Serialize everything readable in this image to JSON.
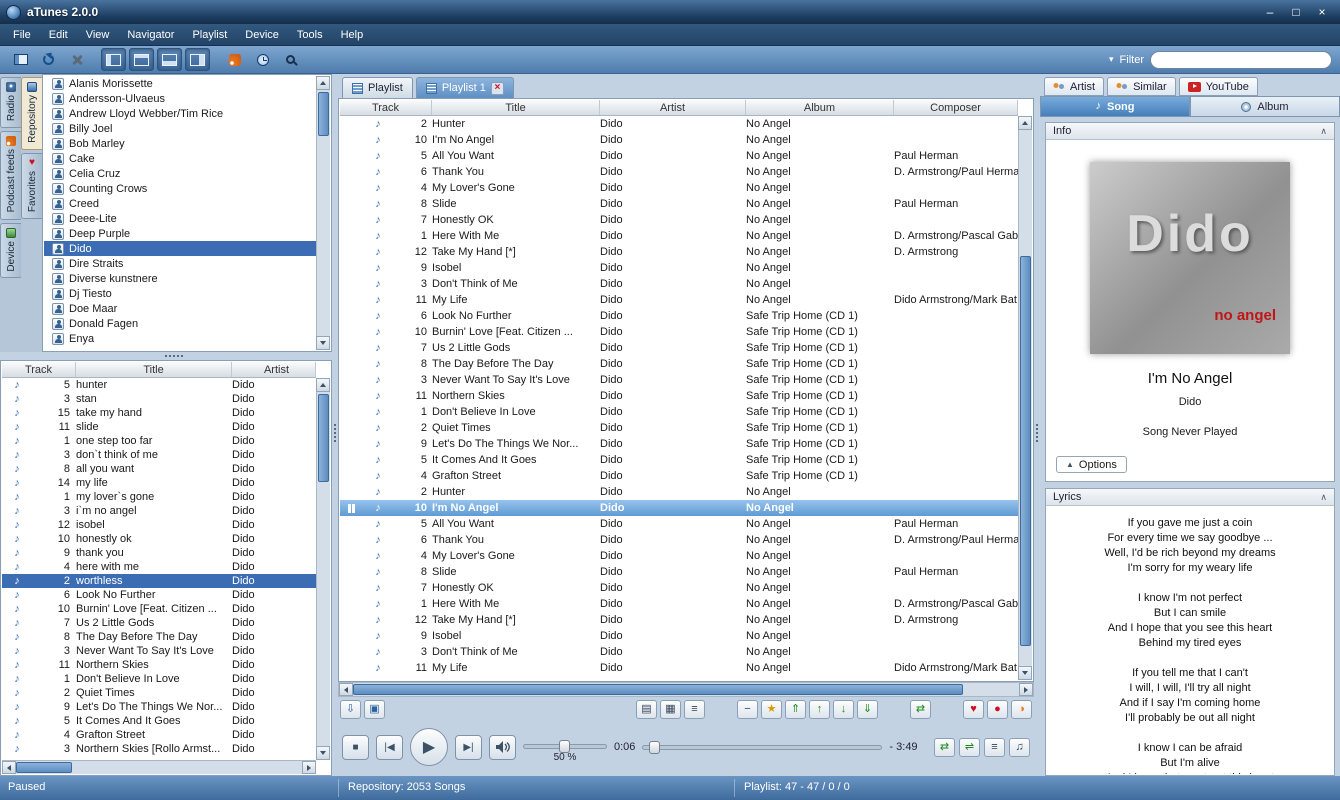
{
  "window": {
    "title": "aTunes 2.0.0"
  },
  "icons": {
    "minimize": "–",
    "maximize": "□",
    "close": "×",
    "filter_caret": "▾",
    "note": "♪",
    "chevron_up": "∧",
    "heart": "♥",
    "stop": "■",
    "play": "▶",
    "prev": "|◀",
    "next": "▶|",
    "tab_close": "×",
    "options_arrow": "▲"
  },
  "menu": {
    "items": [
      "File",
      "Edit",
      "View",
      "Navigator",
      "Playlist",
      "Device",
      "Tools",
      "Help"
    ]
  },
  "toolbar": {
    "filter_label": "Filter",
    "search_value": ""
  },
  "nav_tabs": {
    "col1": [
      {
        "label": "Radio"
      },
      {
        "label": "Podcast feeds"
      },
      {
        "label": "Device"
      }
    ],
    "col2": [
      {
        "label": "Repository",
        "selected": true
      },
      {
        "label": "Favorites",
        "heart": true
      }
    ]
  },
  "artist_tree": {
    "selected": "Dido",
    "items": [
      "Alanis Morissette",
      "Andersson-Ulvaeus",
      "Andrew Lloyd Webber/Tim Rice",
      "Billy Joel",
      "Bob Marley",
      "Cake",
      "Celia Cruz",
      "Counting Crows",
      "Creed",
      "Deee-Lite",
      "Deep Purple",
      "Dido",
      "Dire Straits",
      "Diverse kunstnere",
      "Dj Tiesto",
      "Doe Maar",
      "Donald Fagen",
      "Enya"
    ]
  },
  "left_table": {
    "columns": [
      "Track",
      "Title",
      "Artist"
    ],
    "selected_index": 14,
    "rows": [
      [
        5,
        "hunter",
        "Dido"
      ],
      [
        3,
        "stan",
        "Dido"
      ],
      [
        15,
        "take my hand",
        "Dido"
      ],
      [
        11,
        "slide",
        "Dido"
      ],
      [
        1,
        "one step too far",
        "Dido"
      ],
      [
        3,
        "don`t think of me",
        "Dido"
      ],
      [
        8,
        "all you want",
        "Dido"
      ],
      [
        14,
        "my life",
        "Dido"
      ],
      [
        1,
        "my lover`s gone",
        "Dido"
      ],
      [
        3,
        "i`m no angel",
        "Dido"
      ],
      [
        12,
        "isobel",
        "Dido"
      ],
      [
        10,
        "honestly ok",
        "Dido"
      ],
      [
        9,
        "thank you",
        "Dido"
      ],
      [
        4,
        "here with me",
        "Dido"
      ],
      [
        2,
        "worthless",
        "Dido"
      ],
      [
        6,
        "Look No Further",
        "Dido"
      ],
      [
        10,
        "Burnin' Love [Feat. Citizen ...",
        "Dido"
      ],
      [
        7,
        "Us 2 Little Gods",
        "Dido"
      ],
      [
        8,
        "The Day Before The Day",
        "Dido"
      ],
      [
        3,
        "Never Want To Say It's Love",
        "Dido"
      ],
      [
        11,
        "Northern Skies",
        "Dido"
      ],
      [
        1,
        "Don't Believe In Love",
        "Dido"
      ],
      [
        2,
        "Quiet Times",
        "Dido"
      ],
      [
        9,
        "Let's Do The Things We Nor...",
        "Dido"
      ],
      [
        5,
        "It Comes And It Goes",
        "Dido"
      ],
      [
        4,
        "Grafton Street",
        "Dido"
      ],
      [
        3,
        "Northern Skies [Rollo Armst...",
        "Dido"
      ]
    ]
  },
  "playlist_tabs": {
    "tabs": [
      {
        "label": "Playlist"
      },
      {
        "label": "Playlist 1",
        "active": true,
        "closable": true
      }
    ]
  },
  "playlist_table": {
    "columns": [
      "Track",
      "Title",
      "Artist",
      "Album",
      "Composer"
    ],
    "playing_index": 24,
    "rows": [
      [
        2,
        "Hunter",
        "Dido",
        "No Angel",
        ""
      ],
      [
        10,
        "I'm No Angel",
        "Dido",
        "No Angel",
        ""
      ],
      [
        5,
        "All You Want",
        "Dido",
        "No Angel",
        "Paul Herman"
      ],
      [
        6,
        "Thank You",
        "Dido",
        "No Angel",
        "D. Armstrong/Paul Herma"
      ],
      [
        4,
        "My Lover's Gone",
        "Dido",
        "No Angel",
        ""
      ],
      [
        8,
        "Slide",
        "Dido",
        "No Angel",
        "Paul Herman"
      ],
      [
        7,
        "Honestly OK",
        "Dido",
        "No Angel",
        ""
      ],
      [
        1,
        "Here With Me",
        "Dido",
        "No Angel",
        "D. Armstrong/Pascal Gab"
      ],
      [
        12,
        "Take My Hand [*]",
        "Dido",
        "No Angel",
        "D. Armstrong"
      ],
      [
        9,
        "Isobel",
        "Dido",
        "No Angel",
        ""
      ],
      [
        3,
        "Don't Think of Me",
        "Dido",
        "No Angel",
        ""
      ],
      [
        11,
        "My Life",
        "Dido",
        "No Angel",
        "Dido Armstrong/Mark Bat"
      ],
      [
        6,
        "Look No Further",
        "Dido",
        "Safe Trip Home (CD 1)",
        ""
      ],
      [
        10,
        "Burnin' Love [Feat. Citizen ...",
        "Dido",
        "Safe Trip Home (CD 1)",
        ""
      ],
      [
        7,
        "Us 2 Little Gods",
        "Dido",
        "Safe Trip Home (CD 1)",
        ""
      ],
      [
        8,
        "The Day Before The Day",
        "Dido",
        "Safe Trip Home (CD 1)",
        ""
      ],
      [
        3,
        "Never Want To Say It's Love",
        "Dido",
        "Safe Trip Home (CD 1)",
        ""
      ],
      [
        11,
        "Northern Skies",
        "Dido",
        "Safe Trip Home (CD 1)",
        ""
      ],
      [
        1,
        "Don't Believe In Love",
        "Dido",
        "Safe Trip Home (CD 1)",
        ""
      ],
      [
        2,
        "Quiet Times",
        "Dido",
        "Safe Trip Home (CD 1)",
        ""
      ],
      [
        9,
        "Let's Do The Things We Nor...",
        "Dido",
        "Safe Trip Home (CD 1)",
        ""
      ],
      [
        5,
        "It Comes And It Goes",
        "Dido",
        "Safe Trip Home (CD 1)",
        ""
      ],
      [
        4,
        "Grafton Street",
        "Dido",
        "Safe Trip Home (CD 1)",
        ""
      ],
      [
        2,
        "Hunter",
        "Dido",
        "No Angel",
        ""
      ],
      [
        10,
        "I'm No Angel",
        "Dido",
        "No Angel",
        ""
      ],
      [
        5,
        "All You Want",
        "Dido",
        "No Angel",
        "Paul Herman"
      ],
      [
        6,
        "Thank You",
        "Dido",
        "No Angel",
        "D. Armstrong/Paul Herma"
      ],
      [
        4,
        "My Lover's Gone",
        "Dido",
        "No Angel",
        ""
      ],
      [
        8,
        "Slide",
        "Dido",
        "No Angel",
        "Paul Herman"
      ],
      [
        7,
        "Honestly OK",
        "Dido",
        "No Angel",
        ""
      ],
      [
        1,
        "Here With Me",
        "Dido",
        "No Angel",
        "D. Armstrong/Pascal Gab"
      ],
      [
        12,
        "Take My Hand [*]",
        "Dido",
        "No Angel",
        "D. Armstrong"
      ],
      [
        9,
        "Isobel",
        "Dido",
        "No Angel",
        ""
      ],
      [
        3,
        "Don't Think of Me",
        "Dido",
        "No Angel",
        ""
      ],
      [
        11,
        "My Life",
        "Dido",
        "No Angel",
        "Dido Armstrong/Mark Bat"
      ]
    ]
  },
  "playlist_buttons": {
    "left": [
      {
        "name": "scroll-to-playing",
        "glyph": "⇩",
        "cls": "blue"
      },
      {
        "name": "playlist-selector",
        "glyph": "▣",
        "cls": "blue"
      }
    ],
    "group1": [
      {
        "name": "show-cover",
        "glyph": "▤"
      },
      {
        "name": "show-artist-info",
        "glyph": "▦"
      },
      {
        "name": "show-properties",
        "glyph": "≡"
      }
    ],
    "group2": [
      {
        "name": "remove-song",
        "glyph": "−"
      },
      {
        "name": "favorite-star",
        "glyph": "★",
        "cls": "gold"
      },
      {
        "name": "move-to-top",
        "glyph": "⇑",
        "cls": "green"
      },
      {
        "name": "move-up",
        "glyph": "↑",
        "cls": "green"
      },
      {
        "name": "move-down",
        "glyph": "↓",
        "cls": "green"
      },
      {
        "name": "move-to-bottom",
        "glyph": "⇓",
        "cls": "green"
      }
    ],
    "group3": [
      {
        "name": "shuffle-playlist",
        "glyph": "⇄",
        "cls": "green"
      }
    ],
    "group4": [
      {
        "name": "favorite-heart",
        "glyph": "♥",
        "cls": "red"
      },
      {
        "name": "love-song",
        "glyph": "●",
        "cls": "red"
      },
      {
        "name": "love-album",
        "glyph": "◑",
        "cls": "orange"
      }
    ]
  },
  "player": {
    "elapsed": "0:06",
    "remaining": "- 3:49",
    "volume_label": "50 %",
    "volume_percent": 50,
    "progress_percent": 3,
    "extra_buttons": [
      {
        "name": "repeat",
        "glyph": "⇄",
        "cls": "green"
      },
      {
        "name": "shuffle",
        "glyph": "⇌",
        "cls": "green"
      },
      {
        "name": "show-playlist-view",
        "glyph": "≡"
      },
      {
        "name": "visualizer",
        "glyph": "♫"
      }
    ]
  },
  "right_panel": {
    "tabs_top": [
      "Artist",
      "Similar",
      "YouTube"
    ],
    "tabs_mid": [
      {
        "label": "Song",
        "active": true
      },
      {
        "label": "Album"
      }
    ],
    "info": {
      "title": "Info",
      "art_title": "Dido",
      "art_subtitle": "no angel",
      "song": "I'm No Angel",
      "artist": "Dido",
      "play_status": "Song Never Played",
      "options_label": "Options"
    },
    "lyrics": {
      "title": "Lyrics",
      "lines": [
        "If you gave me just a coin",
        "For every time we say goodbye ...",
        "Well, I'd be rich beyond my dreams",
        "I'm sorry for my weary life",
        "",
        "I know I'm not perfect",
        "But I can smile",
        "And I hope that you see this heart",
        "Behind my tired eyes",
        "",
        "If you tell me that I can't",
        "I will, I will, I'll try all night",
        "And if I say I'm coming home",
        "I'll probably be out all night",
        "",
        "I know I can be afraid",
        "But I'm alive",
        "And I hope that you treat this heart"
      ]
    }
  },
  "statusbar": {
    "state": "Paused",
    "repository": "Repository: 2053 Songs",
    "playlist": "Playlist: 47 - 47 / 0 / 0"
  }
}
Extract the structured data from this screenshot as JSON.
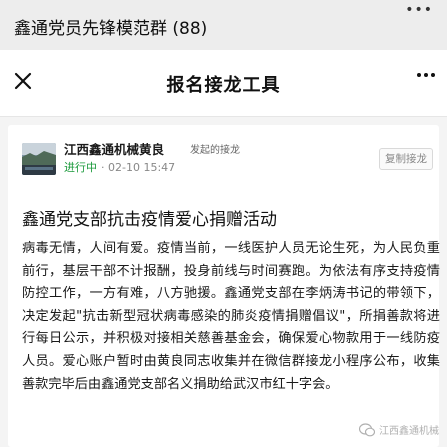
{
  "chat": {
    "title": "鑫通党员先锋模范群 (88)",
    "more_icon": "more-dots-icon"
  },
  "miniprogram": {
    "title": "报名接龙工具",
    "close_icon": "close-icon",
    "more_icon": "more-dots-icon"
  },
  "post": {
    "author": "江西鑫通机械黄良",
    "initiated_label": "发起的接龙",
    "status": "进行中",
    "date": "· 02-10 15:47",
    "copy_button": "复制接龙",
    "title": "鑫通党支部抗击疫情爱心捐赠活动",
    "body": "病毒无情，人间有爱。疫情当前，一线医护人员无论生死，为人民负重前行，基层干部不计报酬，投身前线与时间赛跑。为依法有序支持疫情防控工作，一方有难，八方驰援。鑫通党支部在李炳涛书记的带领下，决定发起\"抗击新型冠状病毒感染的肺炎疫情捐赠倡议\"，所捐善款将进行每日公示，并积极对接相关慈善基金会，确保爱心物款用于一线防疫人员。爱心账户暂时由黄良同志收集并在微信群接龙小程序公布，收集善款完毕后由鑫通党支部名义捐助给武汉市红十字会。"
  },
  "watermark": {
    "text": "江西鑫通机械"
  },
  "colors": {
    "status_green": "#1a9a3b",
    "header_bg": "#ededed",
    "card_bg": "#f4f4f4"
  }
}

EXERCISE -> State how many lines of the listing above include the word "JSON". Give nothing but the number.

COMPLETED EXERCISE -> 2